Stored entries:

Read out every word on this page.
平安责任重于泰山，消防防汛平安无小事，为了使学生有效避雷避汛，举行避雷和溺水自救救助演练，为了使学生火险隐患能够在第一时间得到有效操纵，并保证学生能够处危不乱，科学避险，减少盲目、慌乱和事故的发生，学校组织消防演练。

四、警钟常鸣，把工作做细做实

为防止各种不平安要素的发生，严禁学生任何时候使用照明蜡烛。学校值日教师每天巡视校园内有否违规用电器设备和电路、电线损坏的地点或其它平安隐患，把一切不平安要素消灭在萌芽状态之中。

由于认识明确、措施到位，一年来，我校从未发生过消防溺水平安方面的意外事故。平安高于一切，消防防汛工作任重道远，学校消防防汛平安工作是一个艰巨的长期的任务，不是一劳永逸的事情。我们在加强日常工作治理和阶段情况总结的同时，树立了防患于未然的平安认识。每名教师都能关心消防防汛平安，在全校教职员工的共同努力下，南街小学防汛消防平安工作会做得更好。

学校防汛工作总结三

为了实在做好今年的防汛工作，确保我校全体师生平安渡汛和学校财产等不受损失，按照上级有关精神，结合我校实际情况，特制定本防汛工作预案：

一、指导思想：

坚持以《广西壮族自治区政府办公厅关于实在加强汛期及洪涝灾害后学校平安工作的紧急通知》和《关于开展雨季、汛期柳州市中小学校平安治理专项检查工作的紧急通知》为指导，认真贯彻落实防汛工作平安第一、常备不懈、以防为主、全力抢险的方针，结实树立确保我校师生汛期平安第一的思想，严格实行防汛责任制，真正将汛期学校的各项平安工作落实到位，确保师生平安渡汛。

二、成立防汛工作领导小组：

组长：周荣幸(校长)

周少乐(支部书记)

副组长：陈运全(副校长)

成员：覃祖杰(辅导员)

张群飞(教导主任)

- _Do this_
Output the entries verbatim.

- _Task solution_
Read out every word on this page.
平安责任重于泰山，消防防汛平安无小事，为了使学生有效避雷避汛，举行避雷和溺水自救救助演练，为了使学生火险隐患能够在第一时间得到有效操纵，并保证学生能够处危不乱，科学避险，减少盲目、慌乱和事故的发生，学校组织消防演练。

四、警钟常鸣，把工作做细做实

为防止各种不平安要素的发生，严禁学生任何时候使用照明蜡烛。学校值日教师每天巡视校园内有否违规用电器设备和电路、电线损坏的地点或其它平安隐患，把一切不平安要素消灭在萌芽状态之中。

由于认识明确、措施到位，一年来，我校从未发生过消防溺水平安方面的意外事故。平安高于一切，消防防汛工作任重道远，学校消防防汛平安工作是一个艰巨的长期的任务，不是一劳永逸的事情。我们在加强日常工作治理和阶段情况总结的同时，树立了防患于未然的平安认识。每名教师都能关心消防防汛平安，在全校教职员工的共同努力下，南街小学防汛消防平安工作会做得更好。

学校防汛工作总结三

为了实在做好今年的防汛工作，确保我校全体师生平安渡汛和学校财产等不受损失，按照上级有关精神，结合我校实际情况，特制定本防汛工作预案：

一、指导思想：

坚持以《广西壮族自治区政府办公厅关于实在加强汛期及洪涝灾害后学校平安工作的紧急通知》和《关于开展雨季、汛期柳州市中小学校平安治理专项检查工作的紧急通知》为指导，认真贯彻落实防汛工作平安第一、常备不懈、以防为主、全力抢险的方针，结实树立确保我校师生汛期平安第一的思想，严格实行防汛责任制，真正将汛期学校的各项平安工作落实到位，确保师生平安渡汛。

二、成立防汛工作领导小组：

组长：周荣幸(校长)

周少乐(支部书记)

副组长：陈运全(副校长)

成员：覃祖杰(辅导员)

张群飞(教导主任)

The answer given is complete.